What is being asked: Each entry below is to be extracted exactly.

Records from a collection of figures:
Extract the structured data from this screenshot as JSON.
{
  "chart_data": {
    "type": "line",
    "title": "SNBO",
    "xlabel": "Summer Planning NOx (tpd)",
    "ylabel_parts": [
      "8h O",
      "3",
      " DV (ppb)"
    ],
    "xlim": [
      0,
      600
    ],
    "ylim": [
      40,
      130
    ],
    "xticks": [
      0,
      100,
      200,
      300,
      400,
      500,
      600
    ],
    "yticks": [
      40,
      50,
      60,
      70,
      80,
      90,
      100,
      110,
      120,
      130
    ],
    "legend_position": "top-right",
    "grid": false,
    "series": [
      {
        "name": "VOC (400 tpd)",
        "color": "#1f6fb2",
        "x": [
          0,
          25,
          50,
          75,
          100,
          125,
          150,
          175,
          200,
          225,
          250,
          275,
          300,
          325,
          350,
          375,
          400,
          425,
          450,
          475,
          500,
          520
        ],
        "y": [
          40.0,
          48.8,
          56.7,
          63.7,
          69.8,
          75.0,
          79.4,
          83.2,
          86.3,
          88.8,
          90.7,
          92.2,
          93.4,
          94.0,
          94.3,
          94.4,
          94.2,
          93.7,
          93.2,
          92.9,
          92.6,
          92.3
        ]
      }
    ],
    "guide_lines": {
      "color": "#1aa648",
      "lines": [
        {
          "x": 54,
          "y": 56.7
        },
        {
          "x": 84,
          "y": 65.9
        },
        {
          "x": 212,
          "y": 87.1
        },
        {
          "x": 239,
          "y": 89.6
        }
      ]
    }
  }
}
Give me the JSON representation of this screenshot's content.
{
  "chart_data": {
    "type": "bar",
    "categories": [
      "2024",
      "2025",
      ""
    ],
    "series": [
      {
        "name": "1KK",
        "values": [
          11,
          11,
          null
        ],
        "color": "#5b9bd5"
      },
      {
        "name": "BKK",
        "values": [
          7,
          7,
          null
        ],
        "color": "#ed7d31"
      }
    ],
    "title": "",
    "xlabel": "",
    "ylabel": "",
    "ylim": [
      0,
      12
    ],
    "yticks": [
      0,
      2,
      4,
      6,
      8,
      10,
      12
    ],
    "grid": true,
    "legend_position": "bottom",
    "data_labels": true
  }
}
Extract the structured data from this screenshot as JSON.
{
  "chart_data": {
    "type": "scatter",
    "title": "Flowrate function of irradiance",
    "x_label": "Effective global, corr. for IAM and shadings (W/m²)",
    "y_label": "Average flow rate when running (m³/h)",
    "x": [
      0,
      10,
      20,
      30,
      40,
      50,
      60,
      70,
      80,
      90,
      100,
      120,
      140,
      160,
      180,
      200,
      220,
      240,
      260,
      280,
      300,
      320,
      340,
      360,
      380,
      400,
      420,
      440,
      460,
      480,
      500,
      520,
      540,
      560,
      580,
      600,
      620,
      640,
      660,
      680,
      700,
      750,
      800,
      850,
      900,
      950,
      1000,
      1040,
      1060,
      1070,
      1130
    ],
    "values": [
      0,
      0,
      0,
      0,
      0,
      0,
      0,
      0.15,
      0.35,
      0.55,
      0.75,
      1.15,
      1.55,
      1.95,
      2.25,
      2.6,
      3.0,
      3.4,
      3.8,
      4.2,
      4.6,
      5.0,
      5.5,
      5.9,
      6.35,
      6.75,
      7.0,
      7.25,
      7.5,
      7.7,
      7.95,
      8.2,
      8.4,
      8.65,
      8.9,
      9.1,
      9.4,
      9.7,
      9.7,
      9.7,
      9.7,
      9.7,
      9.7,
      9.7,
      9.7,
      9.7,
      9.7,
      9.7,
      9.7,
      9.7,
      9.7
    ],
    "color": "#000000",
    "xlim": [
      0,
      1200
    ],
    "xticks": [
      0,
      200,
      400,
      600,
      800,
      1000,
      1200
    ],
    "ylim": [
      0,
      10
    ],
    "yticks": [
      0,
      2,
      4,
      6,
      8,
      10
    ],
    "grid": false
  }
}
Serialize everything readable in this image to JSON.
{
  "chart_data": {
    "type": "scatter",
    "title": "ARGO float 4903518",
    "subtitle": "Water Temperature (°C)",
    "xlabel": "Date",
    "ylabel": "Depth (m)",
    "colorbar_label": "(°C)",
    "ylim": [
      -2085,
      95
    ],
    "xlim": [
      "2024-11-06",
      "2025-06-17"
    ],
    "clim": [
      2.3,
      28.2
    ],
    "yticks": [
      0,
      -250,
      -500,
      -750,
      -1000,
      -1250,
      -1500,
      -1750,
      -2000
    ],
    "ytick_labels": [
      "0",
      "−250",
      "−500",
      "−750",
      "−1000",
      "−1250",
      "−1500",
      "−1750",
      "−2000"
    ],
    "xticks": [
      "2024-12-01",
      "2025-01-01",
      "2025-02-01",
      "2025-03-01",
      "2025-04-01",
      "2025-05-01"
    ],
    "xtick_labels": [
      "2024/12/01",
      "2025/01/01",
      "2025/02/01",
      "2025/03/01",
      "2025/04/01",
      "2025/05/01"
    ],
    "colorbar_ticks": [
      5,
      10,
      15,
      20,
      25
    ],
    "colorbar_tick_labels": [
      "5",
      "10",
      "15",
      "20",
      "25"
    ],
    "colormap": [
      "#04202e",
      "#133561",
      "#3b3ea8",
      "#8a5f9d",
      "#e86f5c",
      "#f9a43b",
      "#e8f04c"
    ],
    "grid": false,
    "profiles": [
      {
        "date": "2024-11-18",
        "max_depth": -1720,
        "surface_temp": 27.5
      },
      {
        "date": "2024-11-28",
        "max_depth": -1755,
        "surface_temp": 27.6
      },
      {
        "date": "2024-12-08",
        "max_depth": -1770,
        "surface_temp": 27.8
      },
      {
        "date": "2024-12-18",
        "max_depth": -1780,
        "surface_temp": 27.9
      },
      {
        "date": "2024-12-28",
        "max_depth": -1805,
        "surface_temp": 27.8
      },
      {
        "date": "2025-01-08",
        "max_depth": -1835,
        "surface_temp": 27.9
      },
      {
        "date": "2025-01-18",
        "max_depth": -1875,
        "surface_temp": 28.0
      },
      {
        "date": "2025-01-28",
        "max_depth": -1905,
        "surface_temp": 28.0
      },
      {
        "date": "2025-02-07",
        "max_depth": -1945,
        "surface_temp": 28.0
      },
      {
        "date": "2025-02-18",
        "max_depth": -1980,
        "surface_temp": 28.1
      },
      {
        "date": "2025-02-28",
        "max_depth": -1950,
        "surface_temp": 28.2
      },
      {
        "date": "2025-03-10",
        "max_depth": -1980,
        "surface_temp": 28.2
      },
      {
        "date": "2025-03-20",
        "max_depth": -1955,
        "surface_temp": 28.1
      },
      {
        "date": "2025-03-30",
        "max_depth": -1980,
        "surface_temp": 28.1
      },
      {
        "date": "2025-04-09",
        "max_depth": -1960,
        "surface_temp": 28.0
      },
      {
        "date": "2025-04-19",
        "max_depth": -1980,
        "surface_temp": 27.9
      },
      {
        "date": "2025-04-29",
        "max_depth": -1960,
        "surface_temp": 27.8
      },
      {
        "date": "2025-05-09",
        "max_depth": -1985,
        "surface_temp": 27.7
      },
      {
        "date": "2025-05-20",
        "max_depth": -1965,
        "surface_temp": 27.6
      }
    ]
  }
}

The solution:
Extract the structured data from this screenshot as JSON.
{
  "chart_data": {
    "type": "line",
    "title": "SNBO",
    "xlabel": "Summer Planning NOx (tpd)",
    "ylabel_parts": [
      "8h O",
      "3",
      " DV (ppb)"
    ],
    "xlim": [
      0,
      600
    ],
    "ylim": [
      40,
      130
    ],
    "xticks": [
      0,
      100,
      200,
      300,
      400,
      500,
      600
    ],
    "yticks": [
      40,
      50,
      60,
      70,
      80,
      90,
      100,
      110,
      120,
      130
    ],
    "legend_position": "top-right",
    "grid": false,
    "series": [
      {
        "name": "VOC (400 tpd)",
        "color": "#1f6fb2",
        "x": [
          0,
          25,
          50,
          75,
          100,
          125,
          150,
          175,
          200,
          225,
          250,
          275,
          300,
          325,
          350,
          375,
          400,
          425,
          450,
          475,
          500,
          520
        ],
        "y": [
          40.0,
          48.8,
          56.7,
          63.7,
          69.8,
          75.0,
          79.4,
          83.2,
          86.3,
          88.8,
          90.7,
          92.2,
          93.4,
          94.0,
          94.3,
          94.4,
          94.2,
          93.7,
          93.2,
          92.9,
          92.6,
          92.3
        ]
      }
    ],
    "guide_lines": {
      "color": "#1aa648",
      "lines": [
        {
          "x": 54,
          "y": 56.7
        },
        {
          "x": 84,
          "y": 65.9
        },
        {
          "x": 212,
          "y": 87.1
        },
        {
          "x": 239,
          "y": 89.6
        }
      ]
    }
  }
}
Give me the JSON representation of this screenshot's content.
{
  "chart_data": {
    "type": "bar",
    "categories": [
      "2024",
      "2025",
      ""
    ],
    "series": [
      {
        "name": "1KK",
        "values": [
          11,
          11,
          null
        ],
        "color": "#5b9bd5"
      },
      {
        "name": "BKK",
        "values": [
          7,
          7,
          null
        ],
        "color": "#ed7d31"
      }
    ],
    "title": "",
    "xlabel": "",
    "ylabel": "",
    "ylim": [
      0,
      12
    ],
    "yticks": [
      0,
      2,
      4,
      6,
      8,
      10,
      12
    ],
    "grid": true,
    "legend_position": "bottom",
    "data_labels": true
  }
}
Extract the structured data from this screenshot as JSON.
{
  "chart_data": {
    "type": "scatter",
    "title": "Flowrate function of irradiance",
    "x_label": "Effective global, corr. for IAM and shadings (W/m²)",
    "y_label": "Average flow rate when running (m³/h)",
    "x": [
      0,
      10,
      20,
      30,
      40,
      50,
      60,
      70,
      80,
      90,
      100,
      120,
      140,
      160,
      180,
      200,
      220,
      240,
      260,
      280,
      300,
      320,
      340,
      360,
      380,
      400,
      420,
      440,
      460,
      480,
      500,
      520,
      540,
      560,
      580,
      600,
      620,
      640,
      660,
      680,
      700,
      750,
      800,
      850,
      900,
      950,
      1000,
      1040,
      1060,
      1070,
      1130
    ],
    "values": [
      0,
      0,
      0,
      0,
      0,
      0,
      0,
      0.15,
      0.35,
      0.55,
      0.75,
      1.15,
      1.55,
      1.95,
      2.25,
      2.6,
      3.0,
      3.4,
      3.8,
      4.2,
      4.6,
      5.0,
      5.5,
      5.9,
      6.35,
      6.75,
      7.0,
      7.25,
      7.5,
      7.7,
      7.95,
      8.2,
      8.4,
      8.65,
      8.9,
      9.1,
      9.4,
      9.7,
      9.7,
      9.7,
      9.7,
      9.7,
      9.7,
      9.7,
      9.7,
      9.7,
      9.7,
      9.7,
      9.7,
      9.7,
      9.7
    ],
    "color": "#000000",
    "xlim": [
      0,
      1200
    ],
    "xticks": [
      0,
      200,
      400,
      600,
      800,
      1000,
      1200
    ],
    "ylim": [
      0,
      10
    ],
    "yticks": [
      0,
      2,
      4,
      6,
      8,
      10
    ],
    "grid": false
  }
}
Serialize everything readable in this image to JSON.
{
  "chart_data": {
    "type": "scatter",
    "title": "ARGO float 4903518",
    "subtitle": "Water Temperature (°C)",
    "xlabel": "Date",
    "ylabel": "Depth (m)",
    "colorbar_label": "(°C)",
    "ylim": [
      -2085,
      95
    ],
    "xlim": [
      "2024-11-06",
      "2025-06-17"
    ],
    "clim": [
      2.3,
      28.2
    ],
    "yticks": [
      0,
      -250,
      -500,
      -750,
      -1000,
      -1250,
      -1500,
      -1750,
      -2000
    ],
    "ytick_labels": [
      "0",
      "−250",
      "−500",
      "−750",
      "−1000",
      "−1250",
      "−1500",
      "−1750",
      "−2000"
    ],
    "xticks": [
      "2024-12-01",
      "2025-01-01",
      "2025-02-01",
      "2025-03-01",
      "2025-04-01",
      "2025-05-01"
    ],
    "xtick_labels": [
      "2024/12/01",
      "2025/01/01",
      "2025/02/01",
      "2025/03/01",
      "2025/04/01",
      "2025/05/01"
    ],
    "colorbar_ticks": [
      5,
      10,
      15,
      20,
      25
    ],
    "colorbar_tick_labels": [
      "5",
      "10",
      "15",
      "20",
      "25"
    ],
    "colormap": [
      "#04202e",
      "#133561",
      "#3b3ea8",
      "#8a5f9d",
      "#e86f5c",
      "#f9a43b",
      "#e8f04c"
    ],
    "grid": false,
    "profiles": [
      {
        "date": "2024-11-18",
        "max_depth": -1720,
        "surface_temp": 27.5
      },
      {
        "date": "2024-11-28",
        "max_depth": -1755,
        "surface_temp": 27.6
      },
      {
        "date": "2024-12-08",
        "max_depth": -1770,
        "surface_temp": 27.8
      },
      {
        "date": "2024-12-18",
        "max_depth": -1780,
        "surface_temp": 27.9
      },
      {
        "date": "2024-12-28",
        "max_depth": -1805,
        "surface_temp": 27.8
      },
      {
        "date": "2025-01-08",
        "max_depth": -1835,
        "surface_temp": 27.9
      },
      {
        "date": "2025-01-18",
        "max_depth": -1875,
        "surface_temp": 28.0
      },
      {
        "date": "2025-01-28",
        "max_depth": -1905,
        "surface_temp": 28.0
      },
      {
        "date": "2025-02-07",
        "max_depth": -1945,
        "surface_temp": 28.0
      },
      {
        "date": "2025-02-18",
        "max_depth": -1980,
        "surface_temp": 28.1
      },
      {
        "date": "2025-02-28",
        "max_depth": -1950,
        "surface_temp": 28.2
      },
      {
        "date": "2025-03-10",
        "max_depth": -1980,
        "surface_temp": 28.2
      },
      {
        "date": "2025-03-20",
        "max_depth": -1955,
        "surface_temp": 28.1
      },
      {
        "date": "2025-03-30",
        "max_depth": -1980,
        "surface_temp": 28.1
      },
      {
        "date": "2025-04-09",
        "max_depth": -1960,
        "surface_temp": 28.0
      },
      {
        "date": "2025-04-19",
        "max_depth": -1980,
        "surface_temp": 27.9
      },
      {
        "date": "2025-04-29",
        "max_depth": -1960,
        "surface_temp": 27.8
      },
      {
        "date": "2025-05-09",
        "max_depth": -1985,
        "surface_temp": 27.7
      },
      {
        "date": "2025-05-20",
        "max_depth": -1965,
        "surface_temp": 27.6
      }
    ]
  }
}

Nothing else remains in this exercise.